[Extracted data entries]
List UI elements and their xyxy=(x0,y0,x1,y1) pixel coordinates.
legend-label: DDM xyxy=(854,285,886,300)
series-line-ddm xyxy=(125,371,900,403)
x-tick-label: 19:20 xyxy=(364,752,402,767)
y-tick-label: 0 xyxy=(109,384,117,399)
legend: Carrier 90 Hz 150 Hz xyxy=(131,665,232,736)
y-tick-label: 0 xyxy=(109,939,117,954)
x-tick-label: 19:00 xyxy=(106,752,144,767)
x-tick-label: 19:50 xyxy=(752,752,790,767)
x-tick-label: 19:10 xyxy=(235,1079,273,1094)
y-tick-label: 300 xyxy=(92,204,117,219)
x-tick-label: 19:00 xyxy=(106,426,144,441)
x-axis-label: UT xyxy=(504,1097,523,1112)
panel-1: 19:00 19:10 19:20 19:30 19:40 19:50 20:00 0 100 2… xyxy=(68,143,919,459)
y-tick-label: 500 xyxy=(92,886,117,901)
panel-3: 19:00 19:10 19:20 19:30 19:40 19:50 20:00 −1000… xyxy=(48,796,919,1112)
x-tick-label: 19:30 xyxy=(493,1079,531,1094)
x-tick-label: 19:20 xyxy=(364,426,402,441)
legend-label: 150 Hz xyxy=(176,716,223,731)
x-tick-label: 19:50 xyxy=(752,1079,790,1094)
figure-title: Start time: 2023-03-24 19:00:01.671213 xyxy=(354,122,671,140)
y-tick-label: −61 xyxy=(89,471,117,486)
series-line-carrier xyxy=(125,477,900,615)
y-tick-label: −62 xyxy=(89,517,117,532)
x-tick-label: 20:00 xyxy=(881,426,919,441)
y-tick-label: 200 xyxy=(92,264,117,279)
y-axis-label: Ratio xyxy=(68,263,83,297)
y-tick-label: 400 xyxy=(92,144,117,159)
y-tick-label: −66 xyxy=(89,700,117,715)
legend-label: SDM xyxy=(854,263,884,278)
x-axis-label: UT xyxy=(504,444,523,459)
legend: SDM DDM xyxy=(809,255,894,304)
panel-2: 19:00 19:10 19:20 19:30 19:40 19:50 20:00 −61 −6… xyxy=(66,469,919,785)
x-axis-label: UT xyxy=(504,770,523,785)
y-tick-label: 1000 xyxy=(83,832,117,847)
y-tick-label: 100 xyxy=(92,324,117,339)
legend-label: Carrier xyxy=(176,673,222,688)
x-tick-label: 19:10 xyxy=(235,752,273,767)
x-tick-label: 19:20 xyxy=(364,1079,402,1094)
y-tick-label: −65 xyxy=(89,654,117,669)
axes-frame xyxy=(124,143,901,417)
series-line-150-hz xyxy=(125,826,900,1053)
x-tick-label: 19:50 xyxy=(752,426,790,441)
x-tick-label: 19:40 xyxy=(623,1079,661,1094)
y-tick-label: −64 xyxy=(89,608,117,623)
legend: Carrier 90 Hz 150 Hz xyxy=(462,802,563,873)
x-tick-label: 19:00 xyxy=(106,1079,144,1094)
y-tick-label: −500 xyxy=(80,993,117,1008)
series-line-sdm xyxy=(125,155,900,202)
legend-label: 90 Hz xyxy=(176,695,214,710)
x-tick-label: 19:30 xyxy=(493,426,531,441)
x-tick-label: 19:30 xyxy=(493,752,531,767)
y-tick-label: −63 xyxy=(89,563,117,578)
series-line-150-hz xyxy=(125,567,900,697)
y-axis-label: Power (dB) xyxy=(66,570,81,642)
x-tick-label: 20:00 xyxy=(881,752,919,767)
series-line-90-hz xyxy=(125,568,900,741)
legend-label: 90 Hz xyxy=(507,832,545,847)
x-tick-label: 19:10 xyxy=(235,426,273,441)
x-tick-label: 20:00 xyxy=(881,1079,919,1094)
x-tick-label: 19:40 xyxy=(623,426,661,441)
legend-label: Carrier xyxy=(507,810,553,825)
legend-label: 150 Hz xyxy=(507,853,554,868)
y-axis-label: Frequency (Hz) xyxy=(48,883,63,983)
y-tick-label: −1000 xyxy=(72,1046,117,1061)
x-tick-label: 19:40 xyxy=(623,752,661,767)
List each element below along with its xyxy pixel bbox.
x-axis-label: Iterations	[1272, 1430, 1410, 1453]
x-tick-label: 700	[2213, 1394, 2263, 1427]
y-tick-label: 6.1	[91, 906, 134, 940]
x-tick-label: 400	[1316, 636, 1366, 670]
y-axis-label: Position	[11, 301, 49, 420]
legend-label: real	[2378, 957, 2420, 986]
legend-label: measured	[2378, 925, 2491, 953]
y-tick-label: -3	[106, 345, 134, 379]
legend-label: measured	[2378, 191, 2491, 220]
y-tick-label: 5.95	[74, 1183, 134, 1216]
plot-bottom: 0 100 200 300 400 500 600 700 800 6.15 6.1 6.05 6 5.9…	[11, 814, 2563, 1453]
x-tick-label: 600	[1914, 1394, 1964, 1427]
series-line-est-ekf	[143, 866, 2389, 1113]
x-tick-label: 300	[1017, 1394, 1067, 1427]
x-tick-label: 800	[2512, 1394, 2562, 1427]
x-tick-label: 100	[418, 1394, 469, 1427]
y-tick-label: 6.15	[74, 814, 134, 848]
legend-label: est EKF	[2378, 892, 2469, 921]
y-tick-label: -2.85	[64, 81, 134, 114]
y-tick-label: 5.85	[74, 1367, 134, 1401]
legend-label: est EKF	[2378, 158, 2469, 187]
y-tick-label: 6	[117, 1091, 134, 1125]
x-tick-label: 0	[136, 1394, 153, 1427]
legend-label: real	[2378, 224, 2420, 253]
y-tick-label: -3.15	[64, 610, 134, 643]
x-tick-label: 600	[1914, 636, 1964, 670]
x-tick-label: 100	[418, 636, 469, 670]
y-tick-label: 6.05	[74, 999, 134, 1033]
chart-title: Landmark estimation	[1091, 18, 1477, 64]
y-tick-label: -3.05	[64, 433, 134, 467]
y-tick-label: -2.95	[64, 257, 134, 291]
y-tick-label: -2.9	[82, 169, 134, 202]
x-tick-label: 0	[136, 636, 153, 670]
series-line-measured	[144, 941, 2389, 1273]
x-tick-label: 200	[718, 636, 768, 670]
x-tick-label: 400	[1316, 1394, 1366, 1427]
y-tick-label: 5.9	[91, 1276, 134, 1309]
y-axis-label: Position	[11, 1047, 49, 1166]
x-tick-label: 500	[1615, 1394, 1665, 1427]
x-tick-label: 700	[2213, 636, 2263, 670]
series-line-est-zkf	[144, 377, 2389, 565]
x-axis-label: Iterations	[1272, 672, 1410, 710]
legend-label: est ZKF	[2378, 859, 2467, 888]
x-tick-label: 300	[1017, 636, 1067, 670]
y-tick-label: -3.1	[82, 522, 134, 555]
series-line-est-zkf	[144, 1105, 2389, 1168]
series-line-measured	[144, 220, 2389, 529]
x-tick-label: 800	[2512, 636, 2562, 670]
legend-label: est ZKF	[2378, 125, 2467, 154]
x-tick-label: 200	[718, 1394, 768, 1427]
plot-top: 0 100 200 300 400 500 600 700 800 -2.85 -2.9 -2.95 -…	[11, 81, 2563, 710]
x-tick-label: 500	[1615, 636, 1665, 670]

Directions for this task
Can you quote every one of the lines above, word for word and with nothing changed?

Right answer
List UI elements and their xyxy=(x0,y0,x1,y1) pixel coordinates.
legend-label: DDM xyxy=(854,285,886,300)
series-line-ddm xyxy=(125,371,900,403)
x-tick-label: 19:20 xyxy=(364,752,402,767)
y-tick-label: 0 xyxy=(109,384,117,399)
legend: Carrier 90 Hz 150 Hz xyxy=(131,665,232,736)
y-tick-label: 0 xyxy=(109,939,117,954)
x-tick-label: 19:00 xyxy=(106,752,144,767)
x-tick-label: 19:50 xyxy=(752,752,790,767)
x-tick-label: 19:10 xyxy=(235,1079,273,1094)
y-tick-label: 300 xyxy=(92,204,117,219)
x-tick-label: 19:00 xyxy=(106,426,144,441)
x-axis-label: UT xyxy=(504,1097,523,1112)
panel-1: 19:00 19:10 19:20 19:30 19:40 19:50 20:00 0 100 2… xyxy=(68,143,919,459)
y-tick-label: 500 xyxy=(92,886,117,901)
panel-3: 19:00 19:10 19:20 19:30 19:40 19:50 20:00 −1000… xyxy=(48,796,919,1112)
x-tick-label: 19:30 xyxy=(493,1079,531,1094)
x-tick-label: 19:20 xyxy=(364,426,402,441)
legend-label: 150 Hz xyxy=(176,716,223,731)
x-tick-label: 19:50 xyxy=(752,1079,790,1094)
figure-title: Start time: 2023-03-24 19:00:01.671213 xyxy=(354,122,671,140)
y-tick-label: −61 xyxy=(89,471,117,486)
series-line-carrier xyxy=(125,477,900,615)
y-tick-label: −62 xyxy=(89,517,117,532)
x-tick-label: 20:00 xyxy=(881,426,919,441)
y-tick-label: 200 xyxy=(92,264,117,279)
y-axis-label: Ratio xyxy=(68,263,83,297)
y-tick-label: 400 xyxy=(92,144,117,159)
y-tick-label: −66 xyxy=(89,700,117,715)
legend-label: SDM xyxy=(854,263,884,278)
x-axis-label: UT xyxy=(504,444,523,459)
legend: SDM DDM xyxy=(809,255,894,304)
panel-2: 19:00 19:10 19:20 19:30 19:40 19:50 20:00 −61 −6… xyxy=(66,469,919,785)
x-axis-label: UT xyxy=(504,770,523,785)
y-tick-label: 1000 xyxy=(83,832,117,847)
y-tick-label: 100 xyxy=(92,324,117,339)
legend-label: Carrier xyxy=(176,673,222,688)
x-tick-label: 19:10 xyxy=(235,752,273,767)
x-tick-label: 19:20 xyxy=(364,1079,402,1094)
y-tick-label: −65 xyxy=(89,654,117,669)
axes-frame xyxy=(124,143,901,417)
series-line-150-hz xyxy=(125,826,900,1053)
x-tick-label: 19:50 xyxy=(752,426,790,441)
x-tick-label: 19:40 xyxy=(623,1079,661,1094)
y-tick-label: −64 xyxy=(89,608,117,623)
legend: Carrier 90 Hz 150 Hz xyxy=(462,802,563,873)
x-tick-label: 19:00 xyxy=(106,1079,144,1094)
y-tick-label: −500 xyxy=(80,993,117,1008)
series-line-sdm xyxy=(125,155,900,202)
legend-label: 90 Hz xyxy=(176,695,214,710)
x-tick-label: 19:30 xyxy=(493,426,531,441)
x-tick-label: 19:30 xyxy=(493,752,531,767)
y-tick-label: −63 xyxy=(89,563,117,578)
series-line-150-hz xyxy=(125,567,900,697)
y-axis-label: Power (dB) xyxy=(66,570,81,642)
x-tick-label: 20:00 xyxy=(881,752,919,767)
series-line-90-hz xyxy=(125,568,900,741)
legend-label: 90 Hz xyxy=(507,832,545,847)
x-tick-label: 19:10 xyxy=(235,426,273,441)
x-tick-label: 20:00 xyxy=(881,1079,919,1094)
x-tick-label: 19:40 xyxy=(623,426,661,441)
legend-label: Carrier xyxy=(507,810,553,825)
legend-label: 150 Hz xyxy=(507,853,554,868)
y-axis-label: Frequency (Hz) xyxy=(48,883,63,983)
y-tick-label: −1000 xyxy=(72,1046,117,1061)
x-tick-label: 19:40 xyxy=(623,752,661,767)
List each element below along with its xyxy pixel bbox.
x-axis-label: Iterations	[1272, 1430, 1410, 1453]
x-tick-label: 700	[2213, 1394, 2263, 1427]
y-tick-label: 6.1	[91, 906, 134, 940]
x-tick-label: 400	[1316, 636, 1366, 670]
y-axis-label: Position	[11, 301, 49, 420]
legend-label: real	[2378, 957, 2420, 986]
legend-label: measured	[2378, 925, 2491, 953]
y-tick-label: -3	[106, 345, 134, 379]
legend-label: measured	[2378, 191, 2491, 220]
y-tick-label: 5.95	[74, 1183, 134, 1216]
plot-bottom: 0 100 200 300 400 500 600 700 800 6.15 6.1 6.05 6 5.9…	[11, 814, 2563, 1453]
x-tick-label: 600	[1914, 1394, 1964, 1427]
series-line-est-ekf	[143, 866, 2389, 1113]
x-tick-label: 300	[1017, 1394, 1067, 1427]
x-tick-label: 800	[2512, 1394, 2562, 1427]
x-tick-label: 100	[418, 1394, 469, 1427]
y-tick-label: 6.15	[74, 814, 134, 848]
legend-label: est EKF	[2378, 892, 2469, 921]
y-tick-label: -2.85	[64, 81, 134, 114]
y-tick-label: 5.85	[74, 1367, 134, 1401]
legend-label: est EKF	[2378, 158, 2469, 187]
y-tick-label: 6	[117, 1091, 134, 1125]
x-tick-label: 0	[136, 1394, 153, 1427]
legend-label: real	[2378, 224, 2420, 253]
y-tick-label: -3.15	[64, 610, 134, 643]
x-tick-label: 600	[1914, 636, 1964, 670]
x-tick-label: 100	[418, 636, 469, 670]
y-tick-label: 6.05	[74, 999, 134, 1033]
chart-title: Landmark estimation	[1091, 18, 1477, 64]
y-tick-label: -3.05	[64, 433, 134, 467]
y-tick-label: -2.95	[64, 257, 134, 291]
y-tick-label: -2.9	[82, 169, 134, 202]
x-tick-label: 0	[136, 636, 153, 670]
series-line-measured	[144, 941, 2389, 1273]
x-tick-label: 200	[718, 636, 768, 670]
x-tick-label: 400	[1316, 1394, 1366, 1427]
y-tick-label: 5.9	[91, 1276, 134, 1309]
y-axis-label: Position	[11, 1047, 49, 1166]
x-tick-label: 500	[1615, 1394, 1665, 1427]
x-tick-label: 700	[2213, 636, 2263, 670]
series-line-est-zkf	[144, 377, 2389, 565]
x-axis-label: Iterations	[1272, 672, 1410, 710]
legend-label: est ZKF	[2378, 859, 2467, 888]
x-tick-label: 300	[1017, 636, 1067, 670]
y-tick-label: -3.1	[82, 522, 134, 555]
series-line-est-zkf	[144, 1105, 2389, 1168]
series-line-measured	[144, 220, 2389, 529]
x-tick-label: 800	[2512, 636, 2562, 670]
legend-label: est ZKF	[2378, 125, 2467, 154]
x-tick-label: 200	[718, 1394, 768, 1427]
plot-top: 0 100 200 300 400 500 600 700 800 -2.85 -2.9 -2.95 -…	[11, 81, 2563, 710]
x-tick-label: 500	[1615, 636, 1665, 670]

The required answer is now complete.